* **Parts of the exercise**
1. In the llvm-dev thread on DWARF type units, rewrite the paragraph beginning "It's a pretty good fit" as a short bulleted list that keeps its main facts.
2. According to the llvm-dev thread on DWARF type units, how does Clang produce a type unit signature?
3. Resume the llvm-dev thread on DWARF type units, picking up right after its final sentence.

* **Source extract**
========
[llvm-dev] DWARF: Should type units be referenced by signature or declaration?

[David Blaikie via llvm-dev]

On Tue, Feb 14, 2017 at 7:32 PM Robinson, Paul <paul.robinson at sony.com>
wrote:

> Hi David, this is pretty dense, I've asked for some clarifications
> as well as making a few other comments.
>
> Broadly speaking it seems like there are a couple of problems:
> - picking what should be put into a type unit relies on poor heuristics;
> - can have an excessive volume of stuff dragged along with the type that
>   you actually *want* to put into the type unit.
> If there was another one in addition, please reiterate it.
>
> Relying on "has a mangled name" as a proxy for "can go into a type unit"
> (which is what it sounded like, not sure I understood that part correctly)
> seems like not a great fit.


It's a pretty good fit. All public types have mangled names. All types with
mangled names are public. So it's pretty much the set of things that can be
present in more than one translation unit and represent the same entity
(that's why it has a mangled name - so it can be consistently identified
across translation units)


>   In the original type-unit discussions, I
> remember Cary talking about using the signature as the group key; is that
> infeasible for some reason?


Ah, practical details - Clang doesn't produce a type unit signature the way
the DWARF spec describes (I believe the spec is overly prescriptive here -
how the hash is computed is/should be an implementation detail, I think),
instead it hashes the mangled name of the type and uses that as the
signature and as the group key.
========
* **Entries supplied**
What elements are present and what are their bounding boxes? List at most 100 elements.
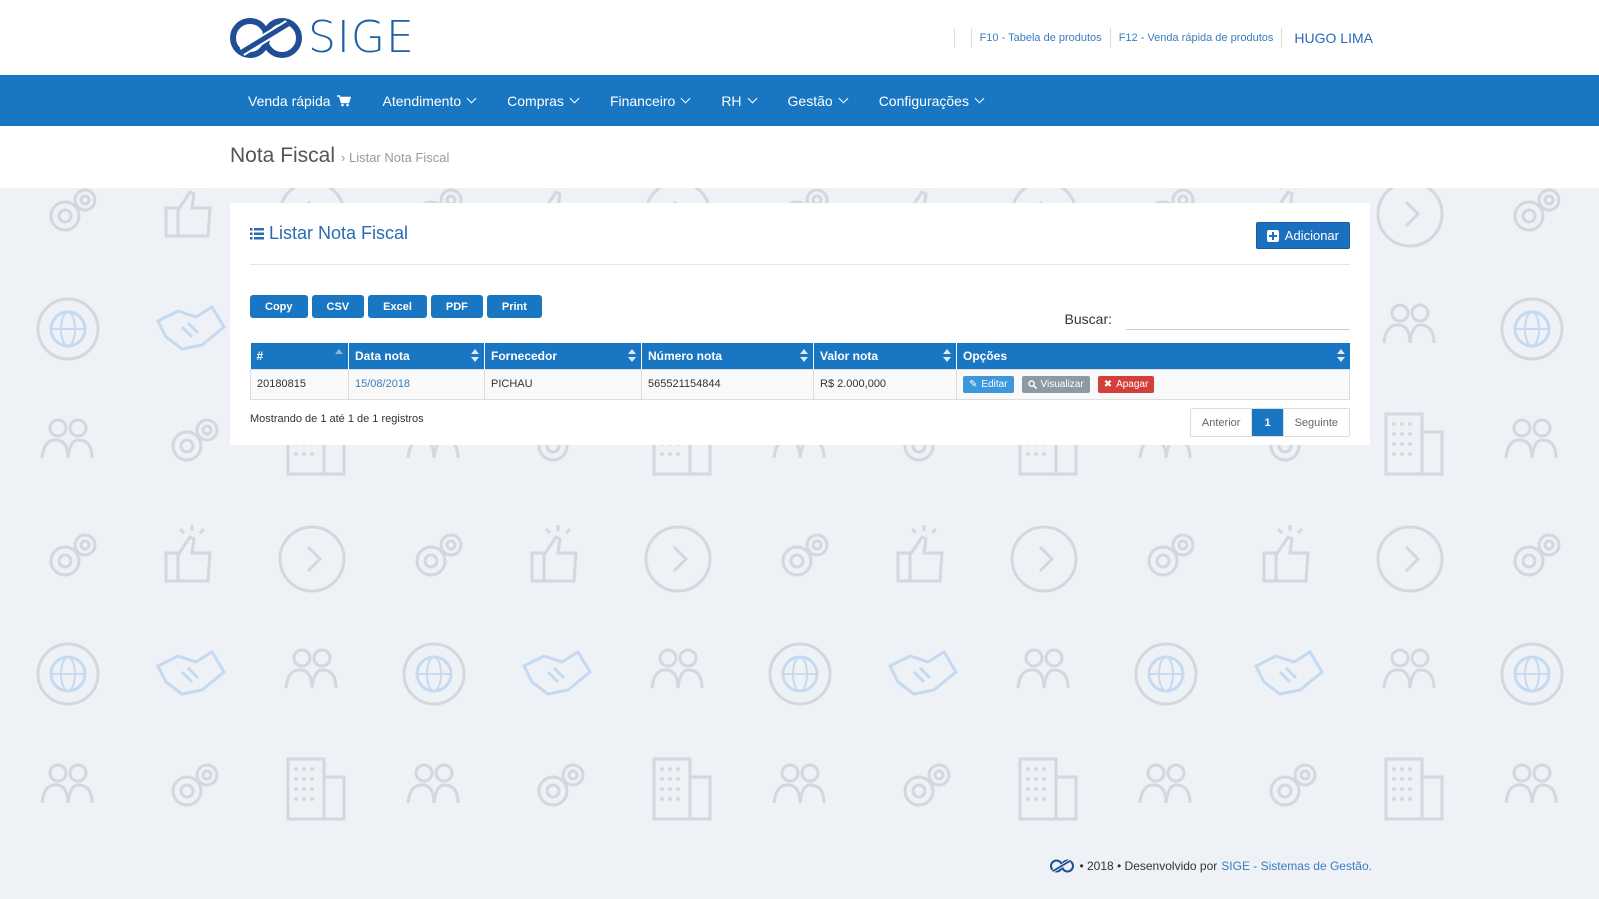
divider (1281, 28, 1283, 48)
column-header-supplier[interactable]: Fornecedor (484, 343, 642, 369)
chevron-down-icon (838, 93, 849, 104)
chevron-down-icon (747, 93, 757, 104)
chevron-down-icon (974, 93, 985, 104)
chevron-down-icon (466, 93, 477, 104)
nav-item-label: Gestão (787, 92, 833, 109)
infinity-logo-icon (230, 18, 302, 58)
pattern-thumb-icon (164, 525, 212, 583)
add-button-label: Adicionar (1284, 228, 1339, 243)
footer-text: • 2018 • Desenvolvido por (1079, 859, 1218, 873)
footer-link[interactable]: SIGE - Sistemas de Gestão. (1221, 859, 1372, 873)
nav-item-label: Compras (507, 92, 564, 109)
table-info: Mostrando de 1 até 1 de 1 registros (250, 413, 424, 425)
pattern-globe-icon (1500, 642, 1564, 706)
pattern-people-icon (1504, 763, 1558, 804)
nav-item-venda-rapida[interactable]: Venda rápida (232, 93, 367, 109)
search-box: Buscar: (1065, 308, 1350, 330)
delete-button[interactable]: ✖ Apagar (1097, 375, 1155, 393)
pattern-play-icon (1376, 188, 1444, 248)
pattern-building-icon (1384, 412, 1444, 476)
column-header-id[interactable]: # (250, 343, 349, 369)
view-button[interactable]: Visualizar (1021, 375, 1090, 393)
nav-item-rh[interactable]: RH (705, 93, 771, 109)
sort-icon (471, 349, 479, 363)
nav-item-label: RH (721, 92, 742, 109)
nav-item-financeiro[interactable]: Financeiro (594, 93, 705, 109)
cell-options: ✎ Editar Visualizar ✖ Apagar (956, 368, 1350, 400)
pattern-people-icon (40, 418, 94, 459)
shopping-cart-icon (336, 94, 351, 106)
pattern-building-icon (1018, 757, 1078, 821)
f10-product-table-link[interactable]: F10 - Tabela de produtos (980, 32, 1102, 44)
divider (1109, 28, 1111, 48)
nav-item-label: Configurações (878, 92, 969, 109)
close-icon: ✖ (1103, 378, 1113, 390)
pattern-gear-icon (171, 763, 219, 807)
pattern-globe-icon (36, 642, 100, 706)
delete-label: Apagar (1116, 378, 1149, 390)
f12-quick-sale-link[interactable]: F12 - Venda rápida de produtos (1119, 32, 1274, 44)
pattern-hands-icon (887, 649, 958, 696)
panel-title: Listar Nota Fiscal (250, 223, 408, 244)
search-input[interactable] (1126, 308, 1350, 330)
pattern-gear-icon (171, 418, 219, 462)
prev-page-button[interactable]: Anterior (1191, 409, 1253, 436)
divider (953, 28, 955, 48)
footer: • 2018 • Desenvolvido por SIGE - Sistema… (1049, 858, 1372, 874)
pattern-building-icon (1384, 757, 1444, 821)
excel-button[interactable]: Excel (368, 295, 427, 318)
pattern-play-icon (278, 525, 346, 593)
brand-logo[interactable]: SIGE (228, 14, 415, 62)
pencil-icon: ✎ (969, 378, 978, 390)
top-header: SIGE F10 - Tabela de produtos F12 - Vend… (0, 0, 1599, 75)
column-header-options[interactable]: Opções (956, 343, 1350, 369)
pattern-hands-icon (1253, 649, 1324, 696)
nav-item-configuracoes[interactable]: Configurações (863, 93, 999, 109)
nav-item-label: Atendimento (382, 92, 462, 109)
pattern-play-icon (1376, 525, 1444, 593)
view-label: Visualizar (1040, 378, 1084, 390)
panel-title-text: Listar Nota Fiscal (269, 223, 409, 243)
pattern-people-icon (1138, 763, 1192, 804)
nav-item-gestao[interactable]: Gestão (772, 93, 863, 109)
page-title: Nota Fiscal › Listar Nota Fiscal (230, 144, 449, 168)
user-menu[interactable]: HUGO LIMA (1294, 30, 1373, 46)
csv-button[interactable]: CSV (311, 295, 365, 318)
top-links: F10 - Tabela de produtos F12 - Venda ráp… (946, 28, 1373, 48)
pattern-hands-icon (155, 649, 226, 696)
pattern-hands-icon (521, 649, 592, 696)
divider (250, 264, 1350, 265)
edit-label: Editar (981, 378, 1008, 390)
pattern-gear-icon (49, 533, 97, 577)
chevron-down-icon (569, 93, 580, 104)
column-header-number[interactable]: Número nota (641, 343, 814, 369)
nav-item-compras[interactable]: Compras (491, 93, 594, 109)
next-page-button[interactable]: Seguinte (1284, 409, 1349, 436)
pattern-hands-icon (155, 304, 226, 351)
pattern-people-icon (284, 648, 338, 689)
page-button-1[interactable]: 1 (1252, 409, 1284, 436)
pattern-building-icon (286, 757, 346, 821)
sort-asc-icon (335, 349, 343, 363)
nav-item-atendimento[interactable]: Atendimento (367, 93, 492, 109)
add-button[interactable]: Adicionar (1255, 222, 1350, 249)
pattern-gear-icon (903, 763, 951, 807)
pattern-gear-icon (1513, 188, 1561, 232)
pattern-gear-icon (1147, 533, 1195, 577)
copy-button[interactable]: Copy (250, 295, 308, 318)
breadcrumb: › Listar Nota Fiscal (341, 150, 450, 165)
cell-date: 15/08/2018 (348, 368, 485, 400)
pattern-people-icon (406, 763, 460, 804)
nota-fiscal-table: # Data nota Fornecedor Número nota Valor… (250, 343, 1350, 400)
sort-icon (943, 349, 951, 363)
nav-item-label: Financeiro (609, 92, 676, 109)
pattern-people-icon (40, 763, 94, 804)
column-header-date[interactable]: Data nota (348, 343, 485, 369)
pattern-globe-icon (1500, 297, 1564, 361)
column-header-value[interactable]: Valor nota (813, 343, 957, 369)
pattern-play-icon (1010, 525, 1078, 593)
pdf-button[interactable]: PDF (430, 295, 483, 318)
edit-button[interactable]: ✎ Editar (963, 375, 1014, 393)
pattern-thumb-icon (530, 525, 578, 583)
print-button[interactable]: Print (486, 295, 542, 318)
========
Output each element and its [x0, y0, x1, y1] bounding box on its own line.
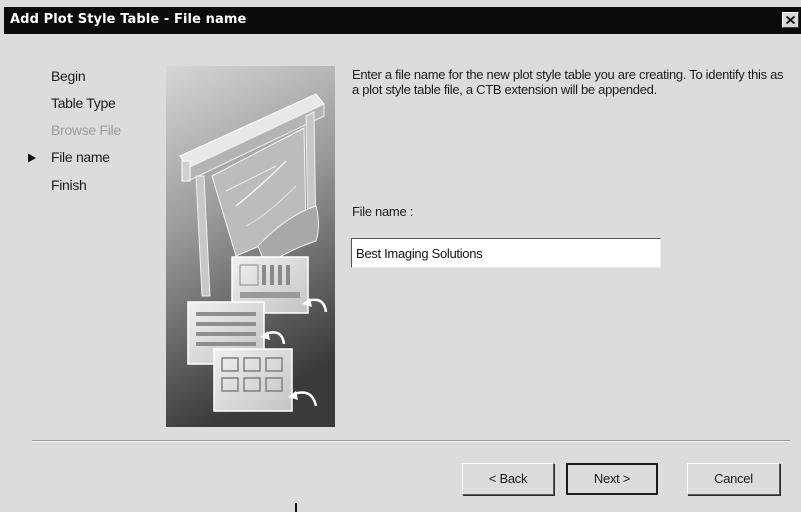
========
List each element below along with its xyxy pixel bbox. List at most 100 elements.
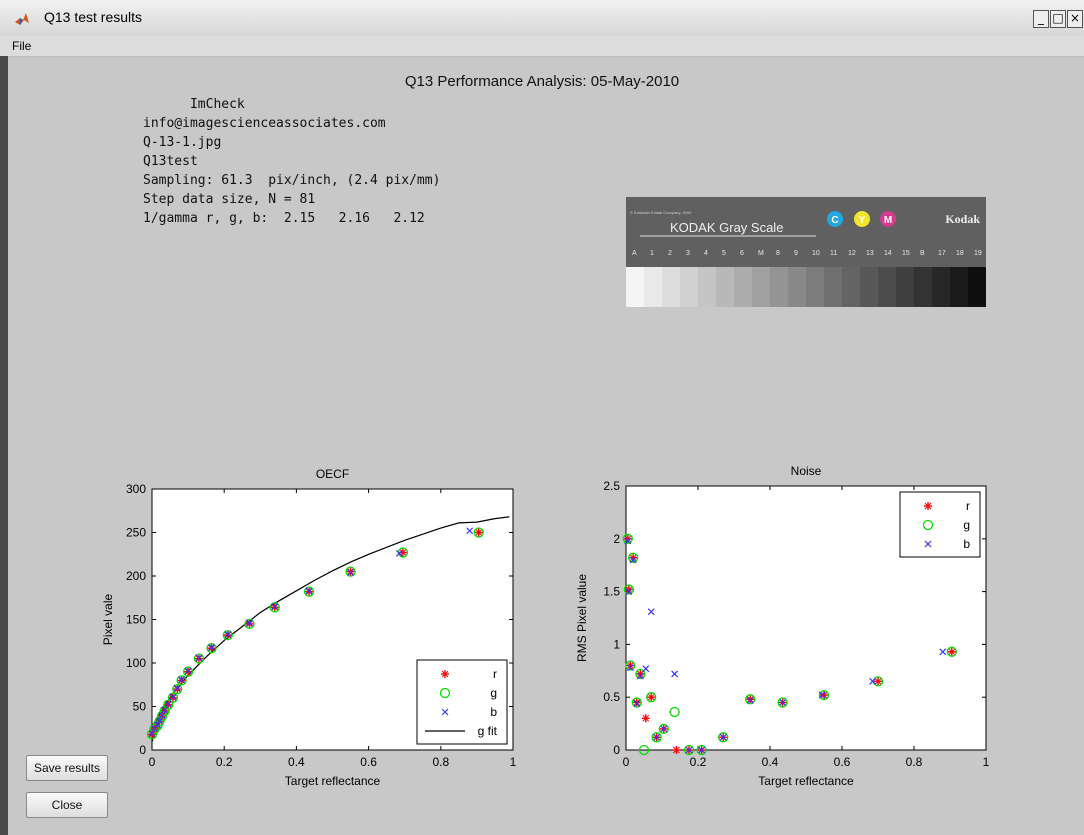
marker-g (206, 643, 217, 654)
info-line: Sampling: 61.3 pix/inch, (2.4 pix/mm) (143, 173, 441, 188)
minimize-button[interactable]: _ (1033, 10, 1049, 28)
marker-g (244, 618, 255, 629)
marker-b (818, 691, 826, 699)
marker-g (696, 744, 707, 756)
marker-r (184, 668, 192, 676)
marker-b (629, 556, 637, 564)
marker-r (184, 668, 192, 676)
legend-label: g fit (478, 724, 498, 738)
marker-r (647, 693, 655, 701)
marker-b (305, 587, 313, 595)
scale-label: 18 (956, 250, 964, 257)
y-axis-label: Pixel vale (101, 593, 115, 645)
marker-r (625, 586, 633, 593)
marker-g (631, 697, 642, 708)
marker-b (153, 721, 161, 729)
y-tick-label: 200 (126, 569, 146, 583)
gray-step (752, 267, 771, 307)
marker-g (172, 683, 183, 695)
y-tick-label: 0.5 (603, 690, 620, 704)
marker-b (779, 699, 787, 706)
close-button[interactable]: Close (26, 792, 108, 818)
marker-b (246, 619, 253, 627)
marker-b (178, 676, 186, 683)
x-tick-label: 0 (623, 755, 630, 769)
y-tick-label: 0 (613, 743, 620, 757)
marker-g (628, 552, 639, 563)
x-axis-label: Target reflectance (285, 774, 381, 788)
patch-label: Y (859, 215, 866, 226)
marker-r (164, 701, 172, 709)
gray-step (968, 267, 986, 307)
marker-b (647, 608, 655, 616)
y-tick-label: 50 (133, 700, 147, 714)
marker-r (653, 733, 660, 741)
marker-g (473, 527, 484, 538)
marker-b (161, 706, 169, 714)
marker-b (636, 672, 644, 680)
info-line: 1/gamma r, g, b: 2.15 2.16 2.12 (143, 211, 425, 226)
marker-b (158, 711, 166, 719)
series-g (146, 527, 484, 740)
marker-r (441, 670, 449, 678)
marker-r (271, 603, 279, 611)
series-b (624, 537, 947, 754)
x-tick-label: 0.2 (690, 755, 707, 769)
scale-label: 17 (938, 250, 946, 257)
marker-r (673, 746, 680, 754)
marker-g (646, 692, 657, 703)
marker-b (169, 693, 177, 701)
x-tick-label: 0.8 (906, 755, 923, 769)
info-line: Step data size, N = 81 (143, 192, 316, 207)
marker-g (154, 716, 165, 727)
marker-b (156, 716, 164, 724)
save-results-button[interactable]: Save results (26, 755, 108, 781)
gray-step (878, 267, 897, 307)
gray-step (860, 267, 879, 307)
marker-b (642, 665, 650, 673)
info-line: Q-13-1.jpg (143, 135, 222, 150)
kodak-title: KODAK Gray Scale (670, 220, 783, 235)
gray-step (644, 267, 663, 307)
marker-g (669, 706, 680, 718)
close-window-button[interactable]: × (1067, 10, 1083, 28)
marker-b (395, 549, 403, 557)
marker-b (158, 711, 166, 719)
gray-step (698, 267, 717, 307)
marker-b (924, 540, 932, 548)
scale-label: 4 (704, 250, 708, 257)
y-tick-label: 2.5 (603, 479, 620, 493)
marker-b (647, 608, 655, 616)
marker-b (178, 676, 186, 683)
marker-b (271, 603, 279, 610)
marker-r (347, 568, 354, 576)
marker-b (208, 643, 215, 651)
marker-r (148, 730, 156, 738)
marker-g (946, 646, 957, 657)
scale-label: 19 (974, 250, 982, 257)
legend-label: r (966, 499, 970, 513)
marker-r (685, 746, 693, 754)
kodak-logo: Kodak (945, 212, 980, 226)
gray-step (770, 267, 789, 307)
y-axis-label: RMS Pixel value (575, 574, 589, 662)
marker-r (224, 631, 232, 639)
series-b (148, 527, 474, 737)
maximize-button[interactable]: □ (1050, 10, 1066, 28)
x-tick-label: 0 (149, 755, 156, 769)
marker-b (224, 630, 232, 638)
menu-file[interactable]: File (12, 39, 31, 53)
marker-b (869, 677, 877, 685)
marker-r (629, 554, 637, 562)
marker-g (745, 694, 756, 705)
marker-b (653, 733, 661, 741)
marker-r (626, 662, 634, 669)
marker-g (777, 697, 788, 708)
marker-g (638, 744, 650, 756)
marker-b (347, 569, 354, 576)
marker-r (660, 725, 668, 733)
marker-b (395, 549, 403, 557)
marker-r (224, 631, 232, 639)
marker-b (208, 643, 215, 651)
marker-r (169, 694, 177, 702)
========
* **Responses by task**
1.
- Choosing by mangled name is a pretty good fit.
- All public types have mangled names, and all types with mangled names are public.
- These are essentially the types that can appear in more than one translation unit while representing the same entity.
- The mangled name exists so the type can be identified consistently across translation units.

2. It hashes the mangled name of the type and uses that hash as both the signature and the group key.

3.
I suppose this means that the mangling between two different compilers
could accidentally/erroneously collide given they're using different
hashing schemes. Don't think we've seen a problem with that in practice so
far. It does make sure we hash more equivalent things and requires less
work. (actually one of the cases where LLVM produces different DWARF for
the same type but still provides a matching hash is this case we're talking
about - if there's type A with a pointer to B and in one translation unit B
is defined and the other B is declared then the type unit for A looks
different (in the first it has a DW_AT_signature to reference B, in the
second it has a DW_AT_name instead))


>   It would keep unnamed enums from being
> excluded from type units,


Here's some more details about the unnamed enum situation.

Unnamed enums are actually file-local names. Technically the following
would produce an ODR violation in C++, for example:

  enum { MY_CONST = 3; }
  inline void f() {
    (void)MY_CONST;
  }

(the ODR requires that every definition of 'f' consist of the same sequence
of tokens, and that the names referenced from it find the same entities -
and since MY_CONST in one translation unit is a different entity from
MY_CONST in some other translation unit - two definitions of 'f' wouldn't
meet the ODR requirement)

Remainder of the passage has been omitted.